◆ SET PROBLEM:
Your task is to copy the listing exactly, with the pictures left out.

◆ DATASET CONTENT:
# # #
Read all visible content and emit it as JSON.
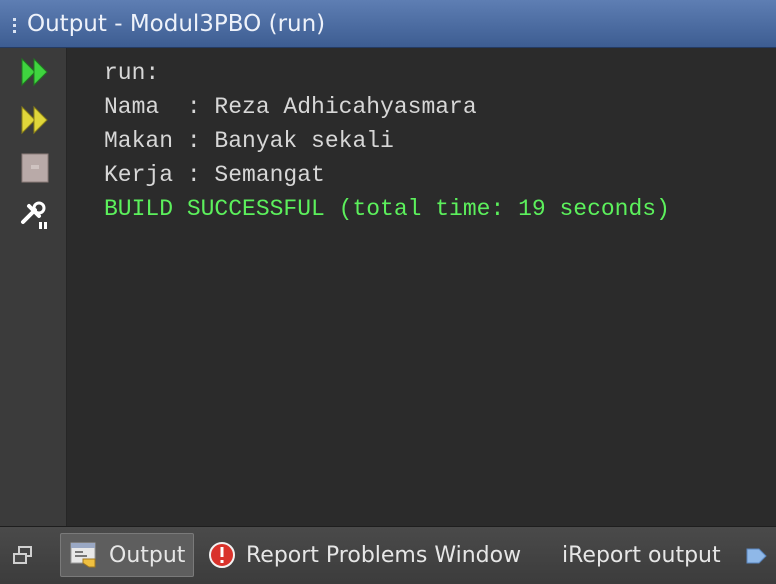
{
  "window": {
    "title": "Output - Modul3PBO (run)"
  },
  "toolbar": {
    "items": [
      {
        "name": "rerun",
        "icon": "double-play-icon",
        "color": "#3fd43f"
      },
      {
        "name": "rerun-with-options",
        "icon": "double-play-icon",
        "color": "#e0d63a"
      },
      {
        "name": "stop",
        "icon": "stop-icon",
        "color": "#b9aaa8"
      },
      {
        "name": "run-settings",
        "icon": "tools-icon",
        "color": "#ffffff"
      }
    ]
  },
  "output": {
    "lines": [
      {
        "text": "run:",
        "kind": "normal"
      },
      {
        "text": "Nama  : Reza Adhicahyasmara",
        "kind": "normal"
      },
      {
        "text": "Makan : Banyak sekali",
        "kind": "normal"
      },
      {
        "text": "Kerja : Semangat",
        "kind": "normal"
      },
      {
        "text": "BUILD SUCCESSFUL (total time: 19 seconds)",
        "kind": "success"
      }
    ],
    "text_color": "#d7d7d7",
    "success_color": "#5cf05c",
    "background": "#2b2b2b"
  },
  "tabs": {
    "restore_icon": "restore-window-icon",
    "items": [
      {
        "label": "Output",
        "icon": "output-window-icon",
        "active": true
      },
      {
        "label": "Report Problems Window",
        "icon": "error-icon",
        "active": false
      },
      {
        "label": "iReport output",
        "icon": "",
        "active": false
      }
    ],
    "more_icon": "more-tabs-arrow-icon"
  },
  "colors": {
    "title_bar": "#4a6ba3",
    "accent_error": "#d9322b"
  }
}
# # #
◆ PROBLEM SOLUTION:
Read all visible content and emit it as JSON.
{
  "window": {
    "title": "Output - Modul3PBO (run)"
  },
  "toolbar": {
    "items": [
      {
        "name": "rerun",
        "icon": "double-play-icon",
        "color": "#3fd43f"
      },
      {
        "name": "rerun-with-options",
        "icon": "double-play-icon",
        "color": "#e0d63a"
      },
      {
        "name": "stop",
        "icon": "stop-icon",
        "color": "#b9aaa8"
      },
      {
        "name": "run-settings",
        "icon": "tools-icon",
        "color": "#ffffff"
      }
    ]
  },
  "output": {
    "lines": [
      {
        "text": "run:",
        "kind": "normal"
      },
      {
        "text": "Nama  : Reza Adhicahyasmara",
        "kind": "normal"
      },
      {
        "text": "Makan : Banyak sekali",
        "kind": "normal"
      },
      {
        "text": "Kerja : Semangat",
        "kind": "normal"
      },
      {
        "text": "BUILD SUCCESSFUL (total time: 19 seconds)",
        "kind": "success"
      }
    ],
    "text_color": "#d7d7d7",
    "success_color": "#5cf05c",
    "background": "#2b2b2b"
  },
  "tabs": {
    "restore_icon": "restore-window-icon",
    "items": [
      {
        "label": "Output",
        "icon": "output-window-icon",
        "active": true
      },
      {
        "label": "Report Problems Window",
        "icon": "error-icon",
        "active": false
      },
      {
        "label": "iReport output",
        "icon": "",
        "active": false
      }
    ],
    "more_icon": "more-tabs-arrow-icon"
  },
  "colors": {
    "title_bar": "#4a6ba3",
    "accent_error": "#d9322b"
  }
}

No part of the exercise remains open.